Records
--- begin ---

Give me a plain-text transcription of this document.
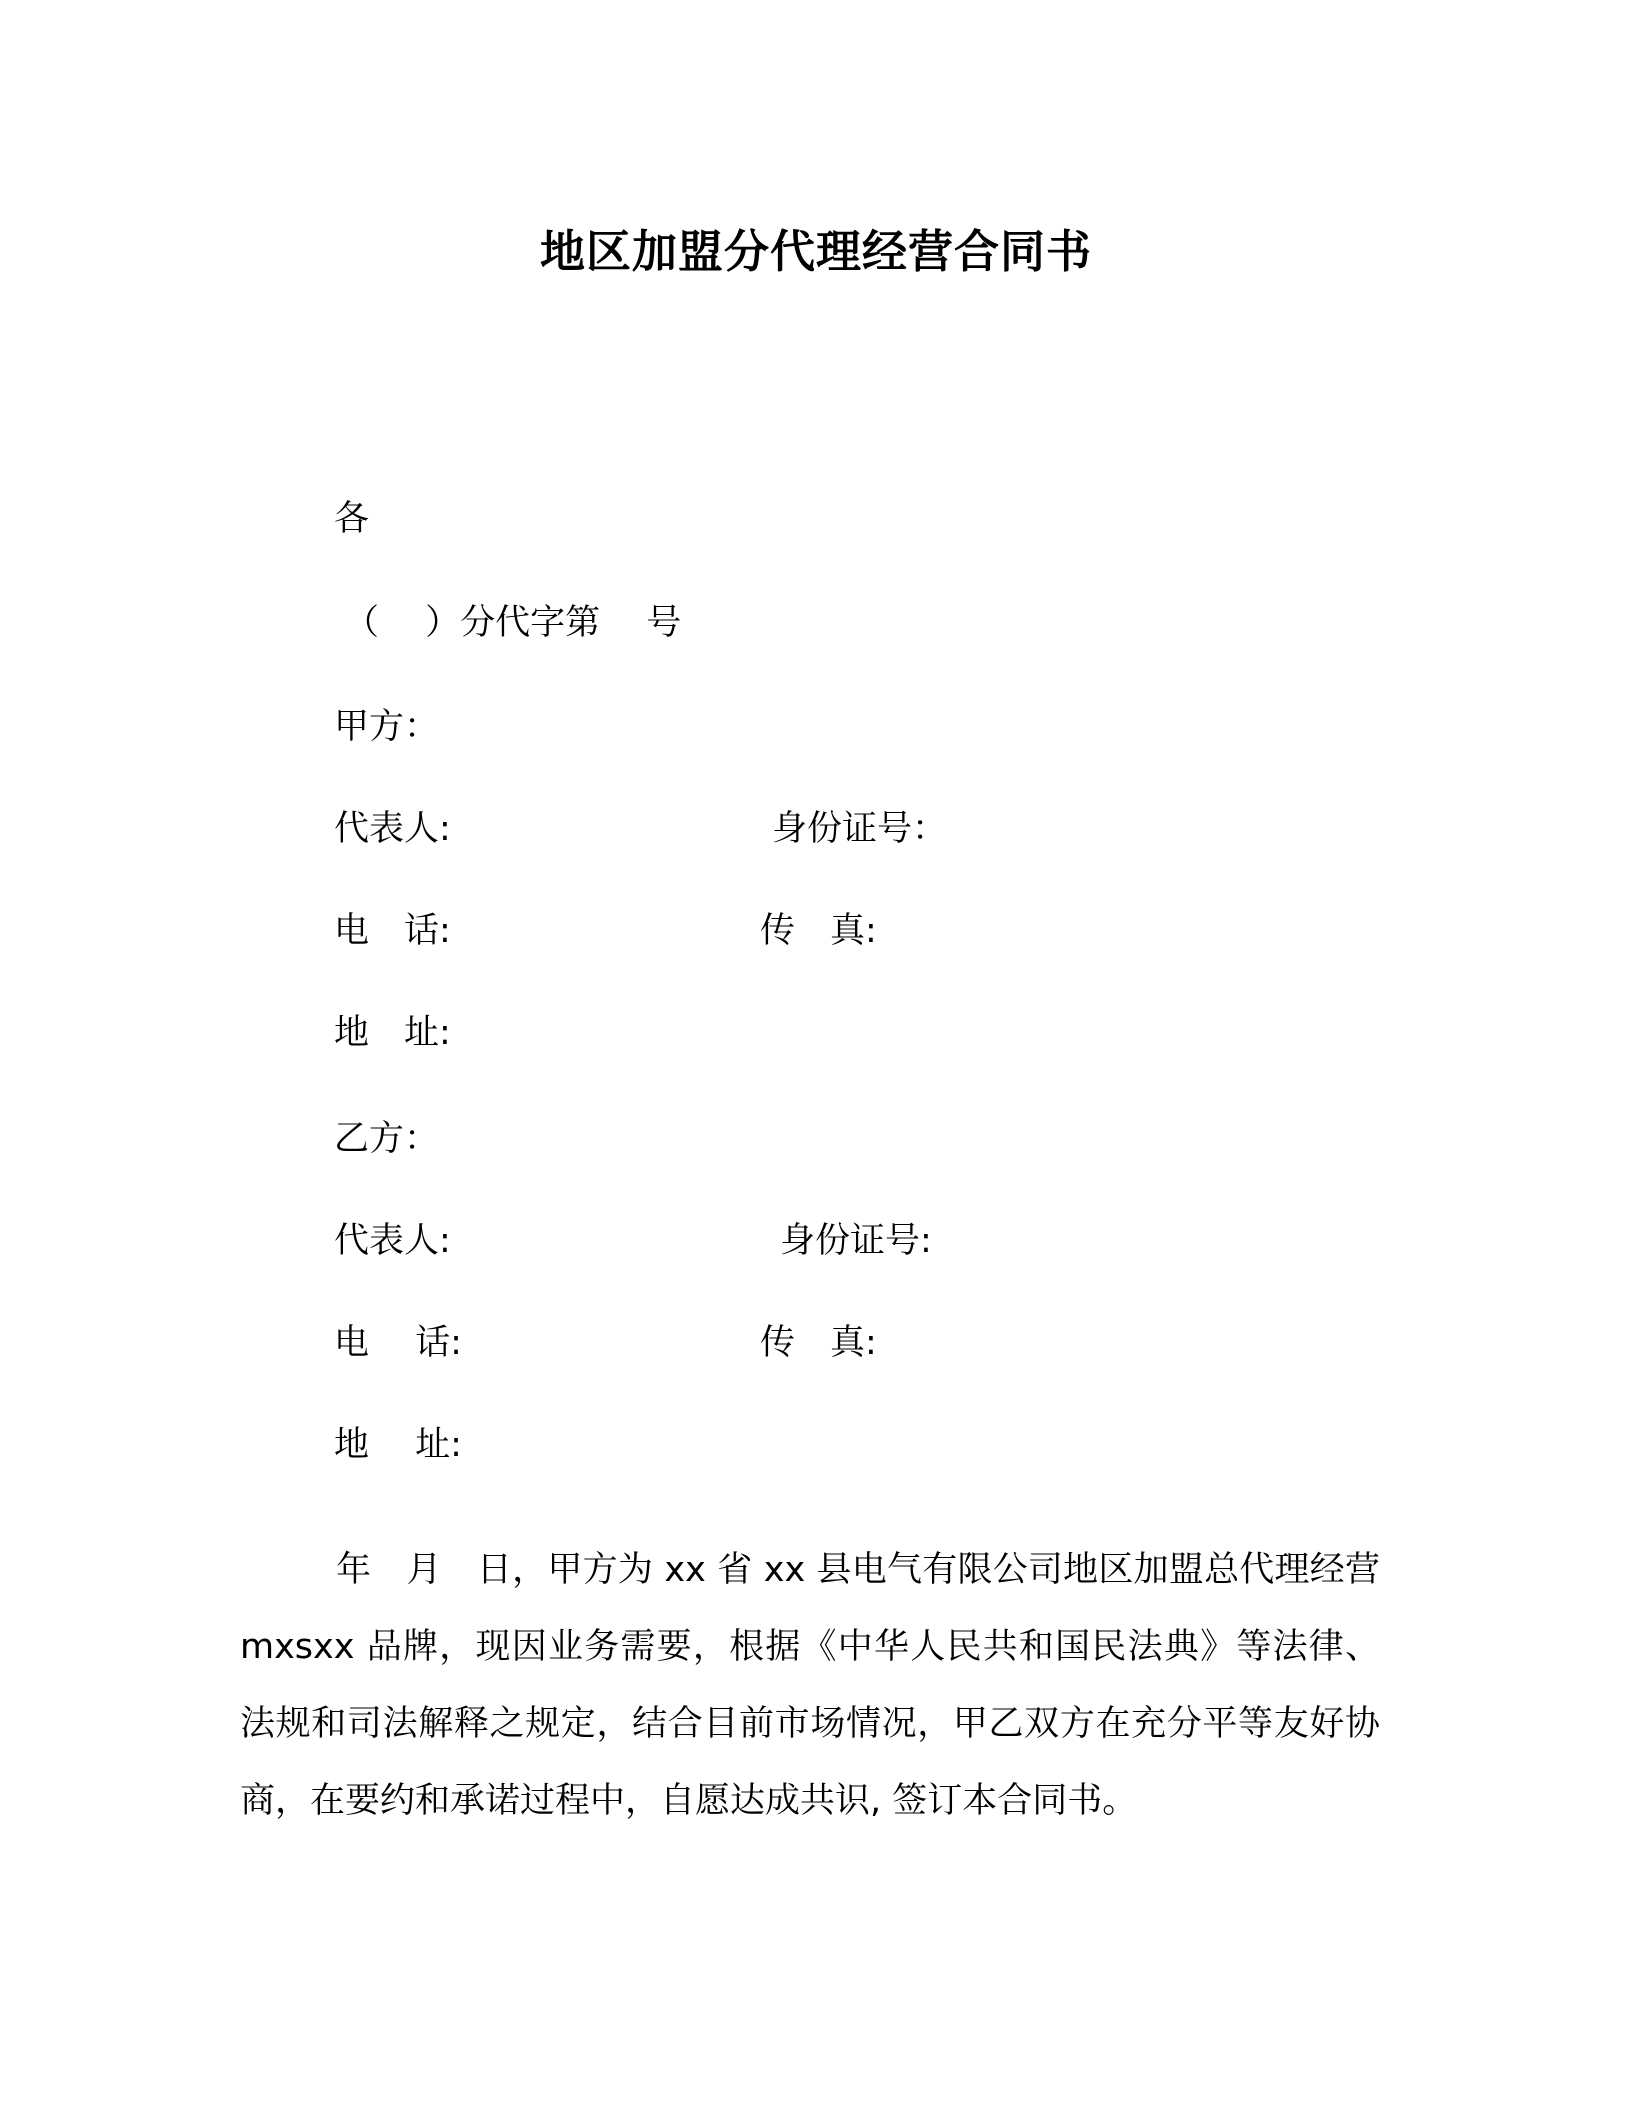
地区加盟分代理经营合同书
各
（　 ）分代字第　 号
甲方：
代表人:	身份证号：
电　话:	传　真:
地　址:
乙方：
代表人:	身份证号:
电　 话:	传　真:
地　 址:
年　月　日，甲方为 xx 省 xx 县电气有限公司地区加盟总代理经营 mxsxx 品牌，现因业务需要，根据《中华人民共和国民法典》等法律、法规和司法解释之规定，结合目前市场情况，甲乙双方在充分平等友好协商，在要约和承诺过程中，自愿达成共识, 签订本合同书。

--- end ---

◆ **PROBLEM REQUIREMENTS**
Quote each entry above verbatim and drop the pictures.

◆ **THE RESPONSE**
Give me a plain-text transcription of this document.
地区加盟分代理经营合同书
各
（　 ）分代字第　 号
甲方：
代表人:	身份证号：
电　话:	传　真:
地　址:
乙方：
代表人:	身份证号:
电　 话:	传　真:
地　 址:
年　月　日，甲方为 xx 省 xx 县电气有限公司地区加盟总代理经营 mxsxx 品牌，现因业务需要，根据《中华人民共和国民法典》等法律、法规和司法解释之规定，结合目前市场情况，甲乙双方在充分平等友好协商，在要约和承诺过程中，自愿达成共识, 签订本合同书。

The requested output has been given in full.